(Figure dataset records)

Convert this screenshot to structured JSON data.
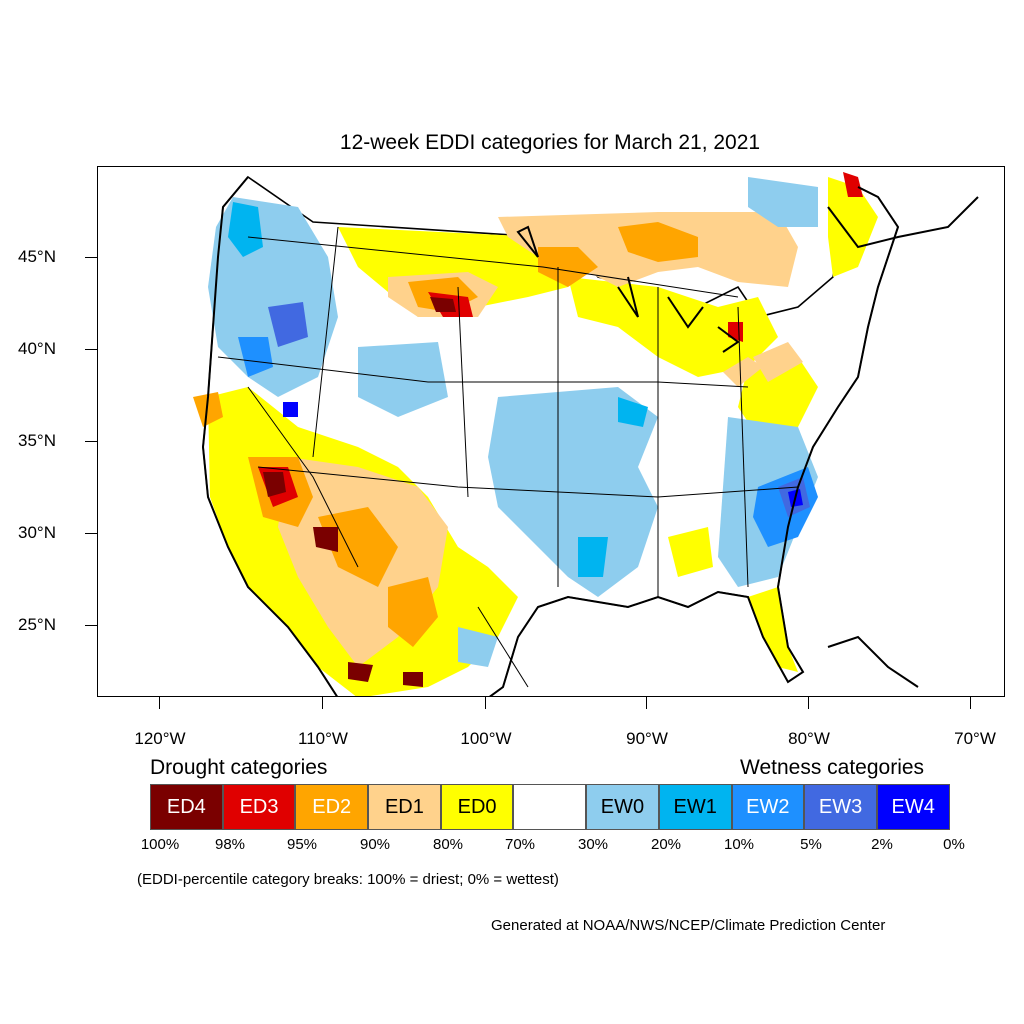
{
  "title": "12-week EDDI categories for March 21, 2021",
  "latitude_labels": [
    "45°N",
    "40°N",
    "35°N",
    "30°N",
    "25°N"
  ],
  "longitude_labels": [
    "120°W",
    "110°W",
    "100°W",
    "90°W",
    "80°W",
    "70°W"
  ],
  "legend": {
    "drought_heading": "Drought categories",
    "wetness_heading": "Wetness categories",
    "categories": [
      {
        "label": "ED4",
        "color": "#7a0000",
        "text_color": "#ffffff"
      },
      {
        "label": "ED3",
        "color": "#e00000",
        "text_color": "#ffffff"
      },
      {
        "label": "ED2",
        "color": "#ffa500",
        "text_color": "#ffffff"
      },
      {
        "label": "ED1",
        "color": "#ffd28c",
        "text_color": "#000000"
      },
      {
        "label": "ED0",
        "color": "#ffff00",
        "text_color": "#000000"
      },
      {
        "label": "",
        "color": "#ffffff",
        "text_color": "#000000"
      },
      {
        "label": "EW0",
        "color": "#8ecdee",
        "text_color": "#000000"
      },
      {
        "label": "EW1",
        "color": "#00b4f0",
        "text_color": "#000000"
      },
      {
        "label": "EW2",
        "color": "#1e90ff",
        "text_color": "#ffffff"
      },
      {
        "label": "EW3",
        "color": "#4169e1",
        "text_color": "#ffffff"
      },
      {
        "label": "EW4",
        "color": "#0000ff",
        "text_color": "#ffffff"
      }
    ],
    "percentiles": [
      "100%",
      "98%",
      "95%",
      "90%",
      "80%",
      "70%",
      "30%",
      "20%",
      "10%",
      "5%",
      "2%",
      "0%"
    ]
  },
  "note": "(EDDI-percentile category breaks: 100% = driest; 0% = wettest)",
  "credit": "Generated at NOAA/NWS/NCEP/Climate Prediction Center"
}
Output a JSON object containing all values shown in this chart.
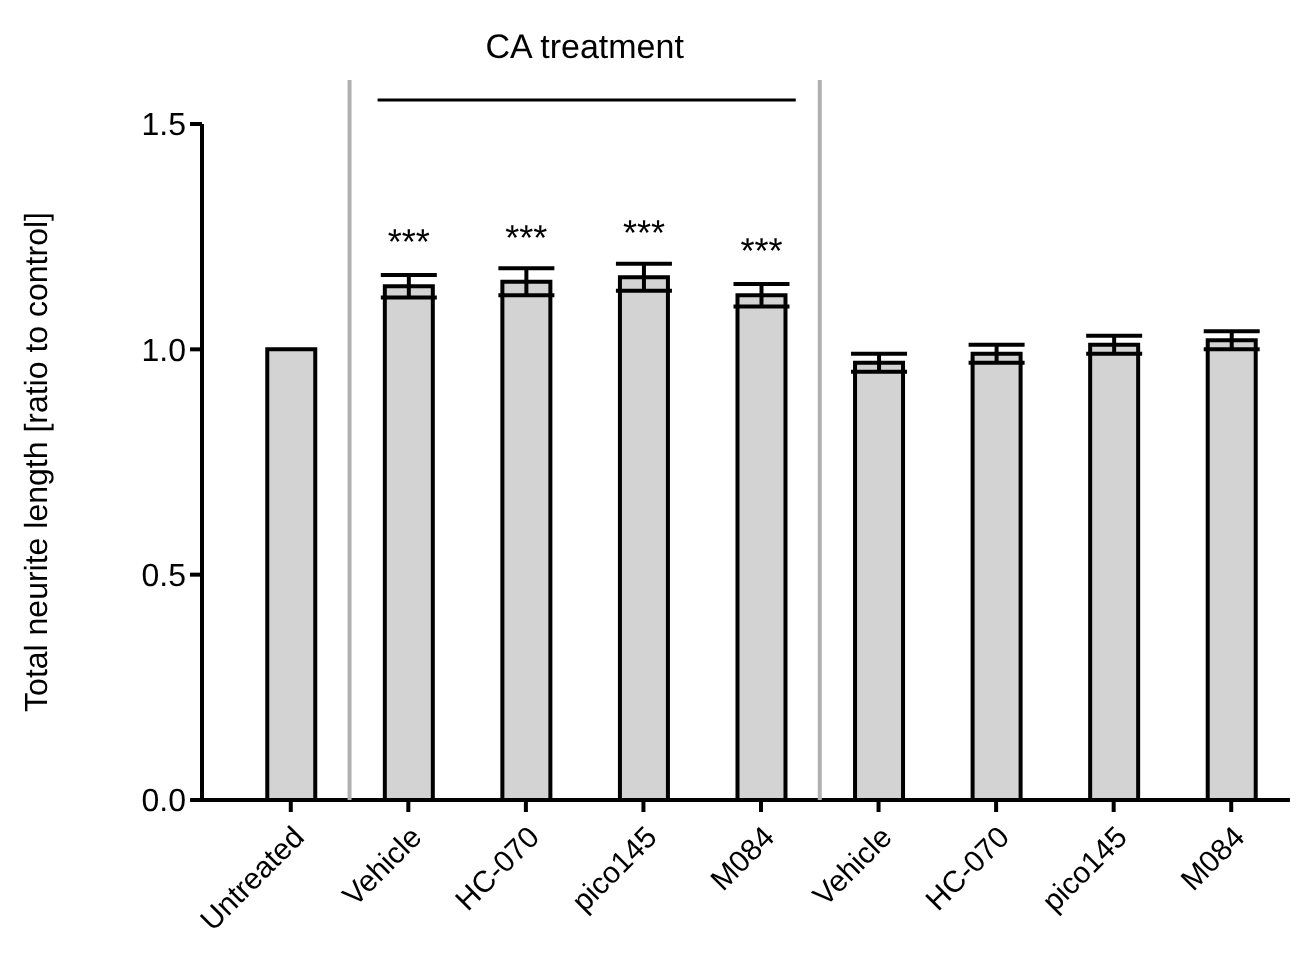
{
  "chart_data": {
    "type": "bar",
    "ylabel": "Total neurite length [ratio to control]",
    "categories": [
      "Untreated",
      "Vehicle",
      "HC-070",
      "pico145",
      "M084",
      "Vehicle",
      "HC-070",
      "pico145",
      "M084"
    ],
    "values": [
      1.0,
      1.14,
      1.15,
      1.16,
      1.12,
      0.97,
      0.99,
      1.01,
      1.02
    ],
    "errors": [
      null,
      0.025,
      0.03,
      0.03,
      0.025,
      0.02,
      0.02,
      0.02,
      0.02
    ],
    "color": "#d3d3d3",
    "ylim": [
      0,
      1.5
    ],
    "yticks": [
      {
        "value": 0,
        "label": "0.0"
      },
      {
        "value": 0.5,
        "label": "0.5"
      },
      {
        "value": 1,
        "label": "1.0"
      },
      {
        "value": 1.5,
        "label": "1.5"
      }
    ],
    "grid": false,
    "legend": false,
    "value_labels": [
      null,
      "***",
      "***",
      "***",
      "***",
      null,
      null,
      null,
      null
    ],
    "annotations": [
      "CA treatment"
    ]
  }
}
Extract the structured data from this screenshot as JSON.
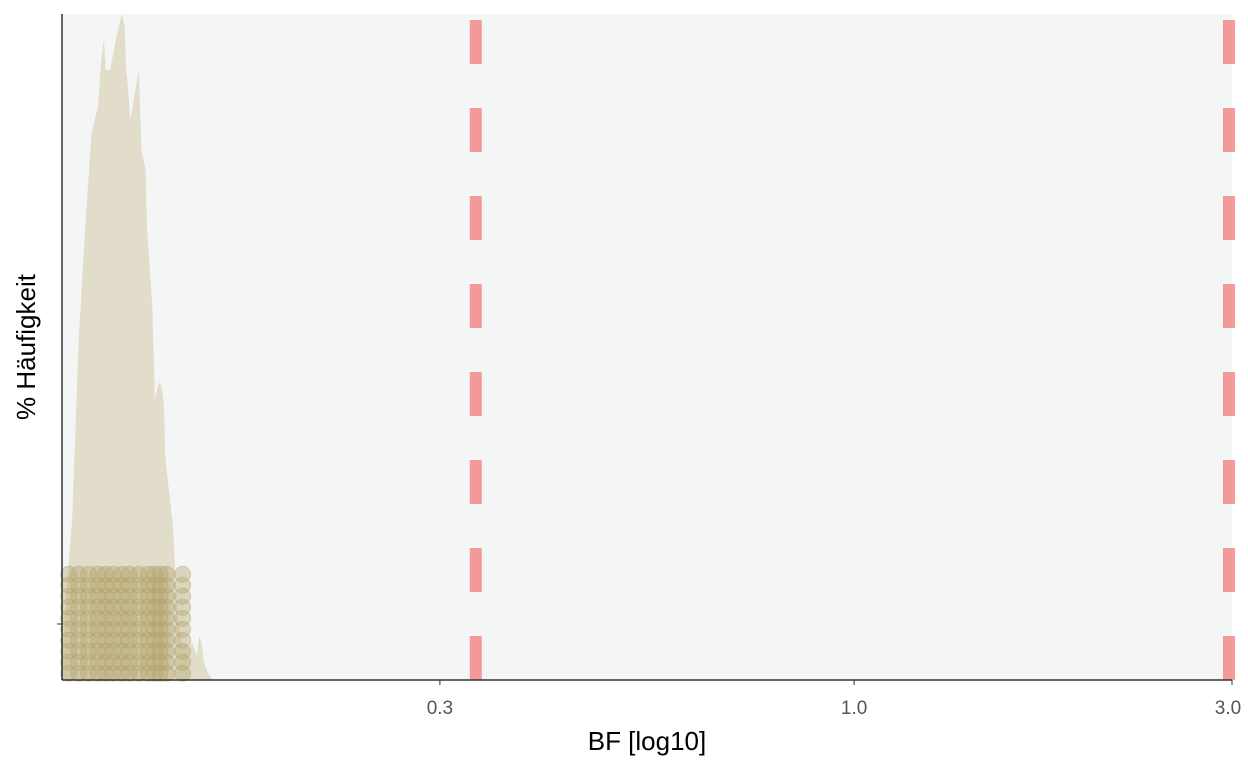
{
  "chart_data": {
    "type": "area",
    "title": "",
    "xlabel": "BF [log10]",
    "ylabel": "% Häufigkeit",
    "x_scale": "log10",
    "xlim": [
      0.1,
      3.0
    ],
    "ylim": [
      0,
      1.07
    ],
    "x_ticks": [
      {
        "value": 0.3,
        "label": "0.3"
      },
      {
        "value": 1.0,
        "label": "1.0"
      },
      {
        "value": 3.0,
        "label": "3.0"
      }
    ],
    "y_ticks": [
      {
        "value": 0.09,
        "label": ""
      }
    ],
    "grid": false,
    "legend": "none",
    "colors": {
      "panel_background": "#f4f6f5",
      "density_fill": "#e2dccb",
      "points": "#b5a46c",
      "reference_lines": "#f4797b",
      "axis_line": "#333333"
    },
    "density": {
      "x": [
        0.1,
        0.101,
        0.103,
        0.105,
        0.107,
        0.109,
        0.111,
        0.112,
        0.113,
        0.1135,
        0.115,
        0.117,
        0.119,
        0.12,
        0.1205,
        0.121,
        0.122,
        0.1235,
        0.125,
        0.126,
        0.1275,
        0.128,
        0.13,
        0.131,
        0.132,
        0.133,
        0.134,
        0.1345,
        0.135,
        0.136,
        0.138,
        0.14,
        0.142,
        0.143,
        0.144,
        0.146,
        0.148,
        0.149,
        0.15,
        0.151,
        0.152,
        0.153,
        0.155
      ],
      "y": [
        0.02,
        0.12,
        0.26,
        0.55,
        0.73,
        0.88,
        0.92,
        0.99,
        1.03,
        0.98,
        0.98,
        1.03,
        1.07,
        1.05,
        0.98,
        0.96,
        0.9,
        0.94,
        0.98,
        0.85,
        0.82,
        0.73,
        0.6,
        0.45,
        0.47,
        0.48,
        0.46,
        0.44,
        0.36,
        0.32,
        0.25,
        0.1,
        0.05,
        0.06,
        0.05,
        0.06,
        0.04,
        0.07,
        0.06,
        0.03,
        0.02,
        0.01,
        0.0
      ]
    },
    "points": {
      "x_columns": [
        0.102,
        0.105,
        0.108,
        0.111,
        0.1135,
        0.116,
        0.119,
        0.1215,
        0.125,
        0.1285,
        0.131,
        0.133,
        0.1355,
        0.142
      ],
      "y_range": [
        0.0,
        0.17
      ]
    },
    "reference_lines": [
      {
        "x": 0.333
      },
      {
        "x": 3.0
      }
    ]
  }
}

[Exercise requirements] Every line above should be returned exactly; the pictures stay out.

[Task response]
Convert this screenshot to structured JSON data.
{
  "title": "12-week EDDI categories for March 21, 2021",
  "latitude_labels": [
    "45°N",
    "40°N",
    "35°N",
    "30°N",
    "25°N"
  ],
  "longitude_labels": [
    "120°W",
    "110°W",
    "100°W",
    "90°W",
    "80°W",
    "70°W"
  ],
  "legend": {
    "drought_heading": "Drought categories",
    "wetness_heading": "Wetness categories",
    "categories": [
      {
        "label": "ED4",
        "color": "#7a0000",
        "text_color": "#ffffff"
      },
      {
        "label": "ED3",
        "color": "#e00000",
        "text_color": "#ffffff"
      },
      {
        "label": "ED2",
        "color": "#ffa500",
        "text_color": "#ffffff"
      },
      {
        "label": "ED1",
        "color": "#ffd28c",
        "text_color": "#000000"
      },
      {
        "label": "ED0",
        "color": "#ffff00",
        "text_color": "#000000"
      },
      {
        "label": "",
        "color": "#ffffff",
        "text_color": "#000000"
      },
      {
        "label": "EW0",
        "color": "#8ecdee",
        "text_color": "#000000"
      },
      {
        "label": "EW1",
        "color": "#00b4f0",
        "text_color": "#000000"
      },
      {
        "label": "EW2",
        "color": "#1e90ff",
        "text_color": "#ffffff"
      },
      {
        "label": "EW3",
        "color": "#4169e1",
        "text_color": "#ffffff"
      },
      {
        "label": "EW4",
        "color": "#0000ff",
        "text_color": "#ffffff"
      }
    ],
    "percentiles": [
      "100%",
      "98%",
      "95%",
      "90%",
      "80%",
      "70%",
      "30%",
      "20%",
      "10%",
      "5%",
      "2%",
      "0%"
    ]
  },
  "note": "(EDDI-percentile category breaks: 100% = driest; 0% = wettest)",
  "credit": "Generated at NOAA/NWS/NCEP/Climate Prediction Center"
}
Output a JSON object containing all values shown in this chart.
{
  "chart_data": {
    "type": "bar",
    "ylabel": "Total neurite length [ratio to control]",
    "categories": [
      "Untreated",
      "Vehicle",
      "HC-070",
      "pico145",
      "M084",
      "Vehicle",
      "HC-070",
      "pico145",
      "M084"
    ],
    "values": [
      1.0,
      1.14,
      1.15,
      1.16,
      1.12,
      0.97,
      0.99,
      1.01,
      1.02
    ],
    "errors": [
      null,
      0.025,
      0.03,
      0.03,
      0.025,
      0.02,
      0.02,
      0.02,
      0.02
    ],
    "color": "#d3d3d3",
    "ylim": [
      0,
      1.5
    ],
    "yticks": [
      {
        "value": 0,
        "label": "0.0"
      },
      {
        "value": 0.5,
        "label": "0.5"
      },
      {
        "value": 1,
        "label": "1.0"
      },
      {
        "value": 1.5,
        "label": "1.5"
      }
    ],
    "grid": false,
    "legend": false,
    "value_labels": [
      null,
      "***",
      "***",
      "***",
      "***",
      null,
      null,
      null,
      null
    ],
    "annotations": [
      "CA treatment"
    ]
  }
}
Extract the structured data from this screenshot as JSON.
{
  "chart_data": {
    "type": "area",
    "title": "",
    "xlabel": "BF [log10]",
    "ylabel": "% Häufigkeit",
    "x_scale": "log10",
    "xlim": [
      0.1,
      3.0
    ],
    "ylim": [
      0,
      1.07
    ],
    "x_ticks": [
      {
        "value": 0.3,
        "label": "0.3"
      },
      {
        "value": 1.0,
        "label": "1.0"
      },
      {
        "value": 3.0,
        "label": "3.0"
      }
    ],
    "y_ticks": [
      {
        "value": 0.09,
        "label": ""
      }
    ],
    "grid": false,
    "legend": "none",
    "colors": {
      "panel_background": "#f4f6f5",
      "density_fill": "#e2dccb",
      "points": "#b5a46c",
      "reference_lines": "#f4797b",
      "axis_line": "#333333"
    },
    "density": {
      "x": [
        0.1,
        0.101,
        0.103,
        0.105,
        0.107,
        0.109,
        0.111,
        0.112,
        0.113,
        0.1135,
        0.115,
        0.117,
        0.119,
        0.12,
        0.1205,
        0.121,
        0.122,
        0.1235,
        0.125,
        0.126,
        0.1275,
        0.128,
        0.13,
        0.131,
        0.132,
        0.133,
        0.134,
        0.1345,
        0.135,
        0.136,
        0.138,
        0.14,
        0.142,
        0.143,
        0.144,
        0.146,
        0.148,
        0.149,
        0.15,
        0.151,
        0.152,
        0.153,
        0.155
      ],
      "y": [
        0.02,
        0.12,
        0.26,
        0.55,
        0.73,
        0.88,
        0.92,
        0.99,
        1.03,
        0.98,
        0.98,
        1.03,
        1.07,
        1.05,
        0.98,
        0.96,
        0.9,
        0.94,
        0.98,
        0.85,
        0.82,
        0.73,
        0.6,
        0.45,
        0.47,
        0.48,
        0.46,
        0.44,
        0.36,
        0.32,
        0.25,
        0.1,
        0.05,
        0.06,
        0.05,
        0.06,
        0.04,
        0.07,
        0.06,
        0.03,
        0.02,
        0.01,
        0.0
      ]
    },
    "points": {
      "x_columns": [
        0.102,
        0.105,
        0.108,
        0.111,
        0.1135,
        0.116,
        0.119,
        0.1215,
        0.125,
        0.1285,
        0.131,
        0.133,
        0.1355,
        0.142
      ],
      "y_range": [
        0.0,
        0.17
      ]
    },
    "reference_lines": [
      {
        "x": 0.333
      },
      {
        "x": 3.0
      }
    ]
  }
}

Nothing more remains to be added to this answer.